● Directions for this task
Skip the images and return the records below exactly.

::: Material for this task

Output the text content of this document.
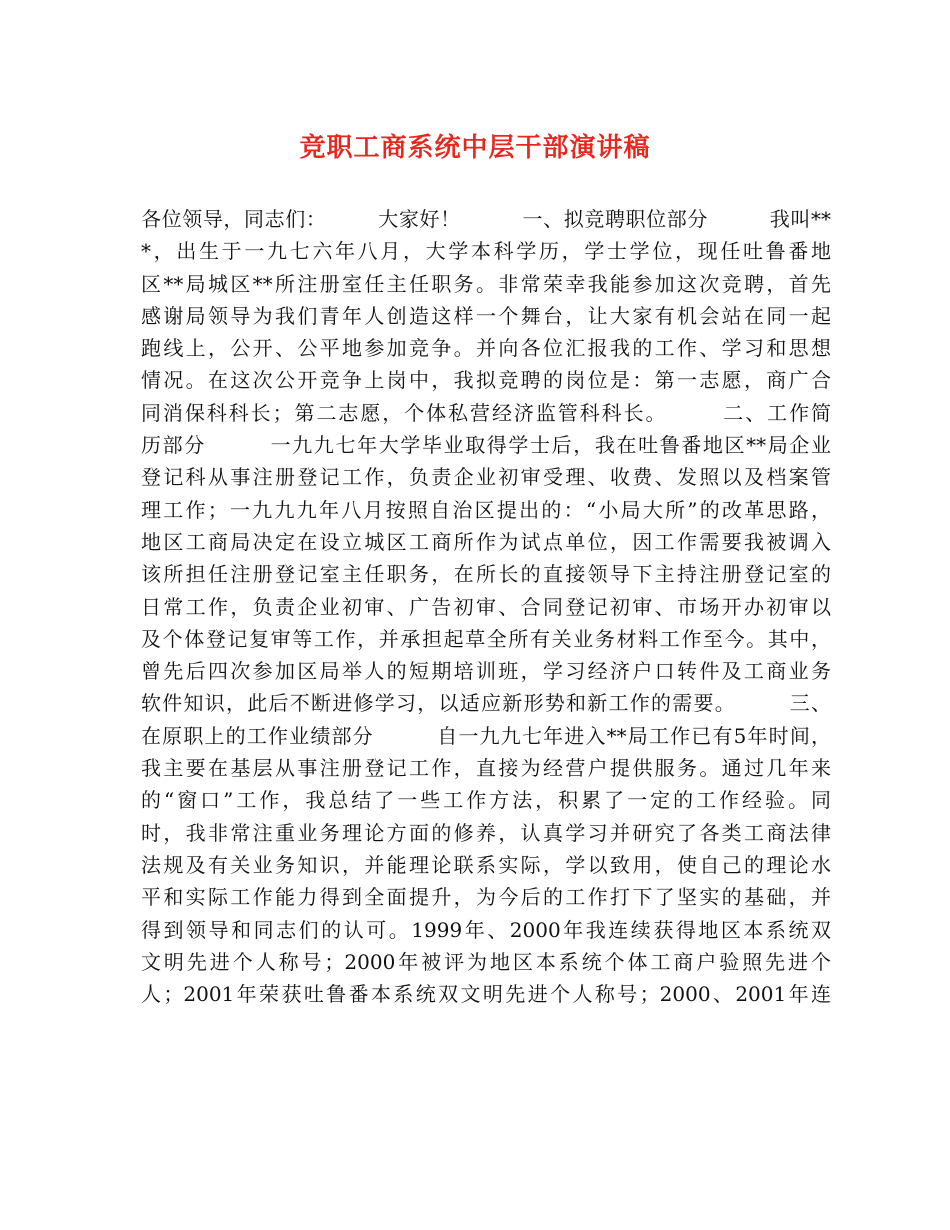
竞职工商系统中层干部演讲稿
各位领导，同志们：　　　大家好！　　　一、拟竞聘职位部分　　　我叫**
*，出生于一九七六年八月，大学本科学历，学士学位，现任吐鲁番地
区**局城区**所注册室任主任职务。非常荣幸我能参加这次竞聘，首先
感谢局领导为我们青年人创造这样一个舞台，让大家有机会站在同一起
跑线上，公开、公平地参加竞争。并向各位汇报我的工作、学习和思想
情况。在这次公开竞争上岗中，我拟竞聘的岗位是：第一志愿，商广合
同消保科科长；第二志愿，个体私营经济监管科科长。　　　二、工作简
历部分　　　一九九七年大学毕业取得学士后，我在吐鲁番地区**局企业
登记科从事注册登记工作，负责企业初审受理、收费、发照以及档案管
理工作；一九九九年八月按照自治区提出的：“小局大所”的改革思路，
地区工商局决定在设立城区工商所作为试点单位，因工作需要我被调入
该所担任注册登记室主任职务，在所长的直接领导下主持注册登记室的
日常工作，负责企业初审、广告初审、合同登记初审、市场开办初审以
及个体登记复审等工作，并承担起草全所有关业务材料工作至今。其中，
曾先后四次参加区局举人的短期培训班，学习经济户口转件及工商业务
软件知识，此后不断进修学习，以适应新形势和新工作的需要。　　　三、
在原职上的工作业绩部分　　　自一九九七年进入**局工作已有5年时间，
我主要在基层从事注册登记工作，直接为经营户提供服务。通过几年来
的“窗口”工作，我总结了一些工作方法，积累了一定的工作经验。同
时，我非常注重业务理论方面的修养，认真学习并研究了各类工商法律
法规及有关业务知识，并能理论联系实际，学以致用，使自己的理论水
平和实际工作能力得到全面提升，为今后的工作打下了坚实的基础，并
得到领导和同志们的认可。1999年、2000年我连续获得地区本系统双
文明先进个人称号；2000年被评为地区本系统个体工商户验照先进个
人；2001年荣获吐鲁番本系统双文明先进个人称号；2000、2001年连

::::::

● Response to the task
Output the text content of this document.
竞职工商系统中层干部演讲稿
各位领导，同志们：　　　大家好！　　　一、拟竞聘职位部分　　　我叫**
*，出生于一九七六年八月，大学本科学历，学士学位，现任吐鲁番地
区**局城区**所注册室任主任职务。非常荣幸我能参加这次竞聘，首先
感谢局领导为我们青年人创造这样一个舞台，让大家有机会站在同一起
跑线上，公开、公平地参加竞争。并向各位汇报我的工作、学习和思想
情况。在这次公开竞争上岗中，我拟竞聘的岗位是：第一志愿，商广合
同消保科科长；第二志愿，个体私营经济监管科科长。　　　二、工作简
历部分　　　一九九七年大学毕业取得学士后，我在吐鲁番地区**局企业
登记科从事注册登记工作，负责企业初审受理、收费、发照以及档案管
理工作；一九九九年八月按照自治区提出的：“小局大所”的改革思路，
地区工商局决定在设立城区工商所作为试点单位，因工作需要我被调入
该所担任注册登记室主任职务，在所长的直接领导下主持注册登记室的
日常工作，负责企业初审、广告初审、合同登记初审、市场开办初审以
及个体登记复审等工作，并承担起草全所有关业务材料工作至今。其中，
曾先后四次参加区局举人的短期培训班，学习经济户口转件及工商业务
软件知识，此后不断进修学习，以适应新形势和新工作的需要。　　　三、
在原职上的工作业绩部分　　　自一九九七年进入**局工作已有5年时间，
我主要在基层从事注册登记工作，直接为经营户提供服务。通过几年来
的“窗口”工作，我总结了一些工作方法，积累了一定的工作经验。同
时，我非常注重业务理论方面的修养，认真学习并研究了各类工商法律
法规及有关业务知识，并能理论联系实际，学以致用，使自己的理论水
平和实际工作能力得到全面提升，为今后的工作打下了坚实的基础，并
得到领导和同志们的认可。1999年、2000年我连续获得地区本系统双
文明先进个人称号；2000年被评为地区本系统个体工商户验照先进个
人；2001年荣获吐鲁番本系统双文明先进个人称号；2000、2001年连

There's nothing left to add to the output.